**Exercise**
Reproduce each line that includes the word "SHIRT".

"""

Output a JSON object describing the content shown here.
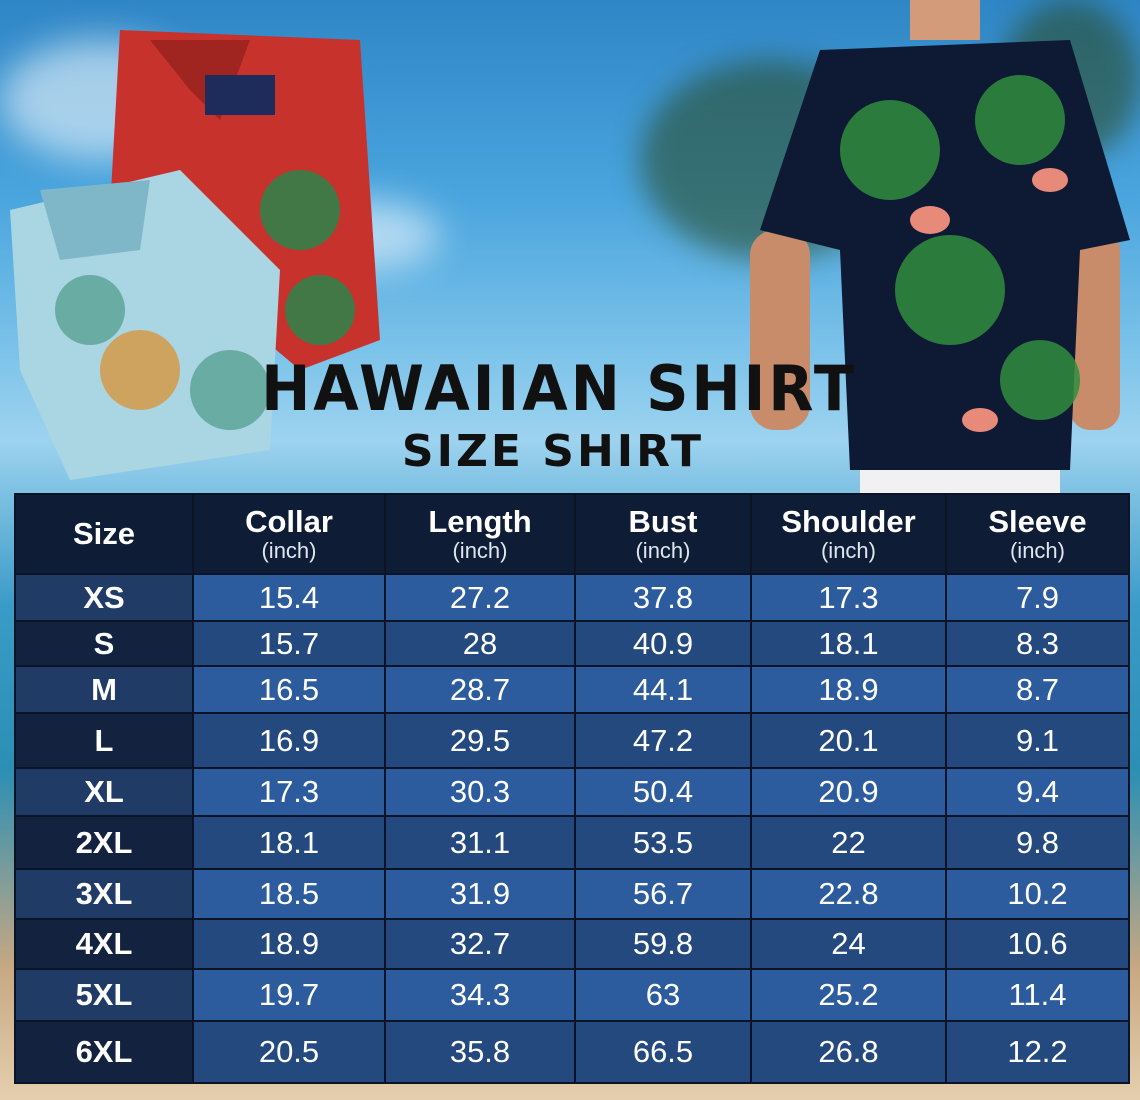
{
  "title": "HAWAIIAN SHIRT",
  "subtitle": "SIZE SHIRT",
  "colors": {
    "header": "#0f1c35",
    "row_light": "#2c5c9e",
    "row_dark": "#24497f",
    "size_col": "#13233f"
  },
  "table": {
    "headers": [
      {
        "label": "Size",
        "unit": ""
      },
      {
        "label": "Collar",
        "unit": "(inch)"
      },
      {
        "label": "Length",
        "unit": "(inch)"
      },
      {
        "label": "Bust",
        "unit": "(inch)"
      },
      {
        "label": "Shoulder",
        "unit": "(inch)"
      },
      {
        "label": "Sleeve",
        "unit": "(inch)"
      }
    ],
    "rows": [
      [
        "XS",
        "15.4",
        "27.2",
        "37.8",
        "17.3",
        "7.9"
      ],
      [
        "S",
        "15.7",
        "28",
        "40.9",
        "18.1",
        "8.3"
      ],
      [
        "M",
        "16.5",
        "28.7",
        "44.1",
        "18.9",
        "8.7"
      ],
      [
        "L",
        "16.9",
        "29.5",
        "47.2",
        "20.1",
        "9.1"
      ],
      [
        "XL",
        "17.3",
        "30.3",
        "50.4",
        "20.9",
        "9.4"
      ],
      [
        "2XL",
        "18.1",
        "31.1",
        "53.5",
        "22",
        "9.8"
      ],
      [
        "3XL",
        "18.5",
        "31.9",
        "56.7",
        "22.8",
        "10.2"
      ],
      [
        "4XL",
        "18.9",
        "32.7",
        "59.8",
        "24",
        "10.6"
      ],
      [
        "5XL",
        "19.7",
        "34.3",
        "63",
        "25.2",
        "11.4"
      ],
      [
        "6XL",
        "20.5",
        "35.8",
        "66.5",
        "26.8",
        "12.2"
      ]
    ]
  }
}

"""

**Full response**
  "title": "HAWAIIAN SHIRT",
  "subtitle": "SIZE SHIRT",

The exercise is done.